Give every entry again, unchanged, and leave its images out.

────────────────────────────────────────

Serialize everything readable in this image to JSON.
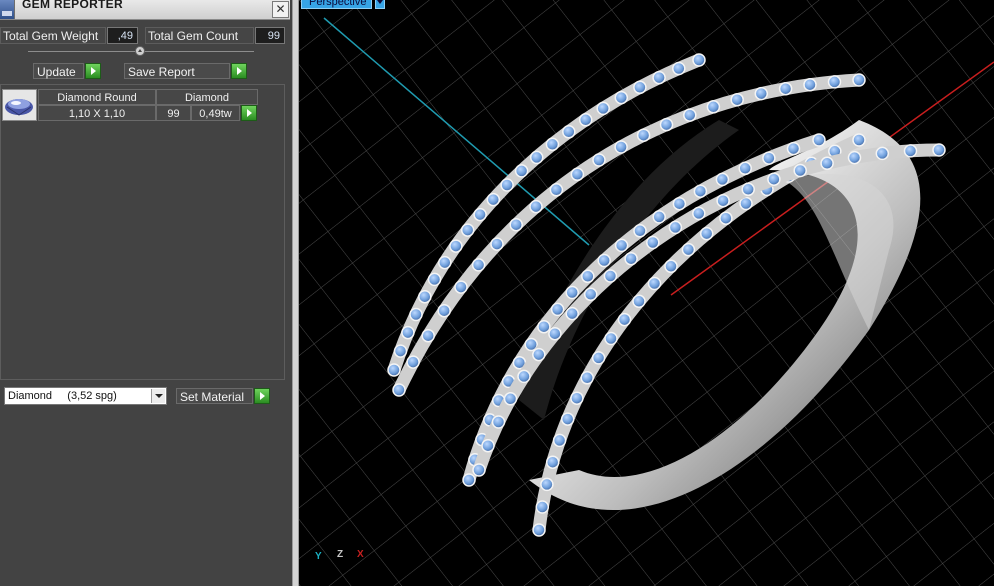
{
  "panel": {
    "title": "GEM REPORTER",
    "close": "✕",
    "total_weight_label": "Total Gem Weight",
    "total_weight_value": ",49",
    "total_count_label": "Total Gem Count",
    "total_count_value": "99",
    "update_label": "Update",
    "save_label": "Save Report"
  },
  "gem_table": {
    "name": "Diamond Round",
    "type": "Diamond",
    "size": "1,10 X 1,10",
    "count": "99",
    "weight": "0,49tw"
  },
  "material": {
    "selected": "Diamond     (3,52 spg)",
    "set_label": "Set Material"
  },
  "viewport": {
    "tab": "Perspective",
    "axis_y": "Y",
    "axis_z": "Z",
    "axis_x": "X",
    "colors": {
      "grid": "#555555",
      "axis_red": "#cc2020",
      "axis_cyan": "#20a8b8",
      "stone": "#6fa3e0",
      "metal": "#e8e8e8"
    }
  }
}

────────────────────────────────────────

Task response:
Serialize everything readable in this image to JSON.
{
  "panel": {
    "title": "GEM REPORTER",
    "close": "✕",
    "total_weight_label": "Total Gem Weight",
    "total_weight_value": ",49",
    "total_count_label": "Total Gem Count",
    "total_count_value": "99",
    "update_label": "Update",
    "save_label": "Save Report"
  },
  "gem_table": {
    "name": "Diamond Round",
    "type": "Diamond",
    "size": "1,10 X 1,10",
    "count": "99",
    "weight": "0,49tw"
  },
  "material": {
    "selected": "Diamond     (3,52 spg)",
    "set_label": "Set Material"
  },
  "viewport": {
    "tab": "Perspective",
    "axis_y": "Y",
    "axis_z": "Z",
    "axis_x": "X",
    "colors": {
      "grid": "#555555",
      "axis_red": "#cc2020",
      "axis_cyan": "#20a8b8",
      "stone": "#6fa3e0",
      "metal": "#e8e8e8"
    }
  }
}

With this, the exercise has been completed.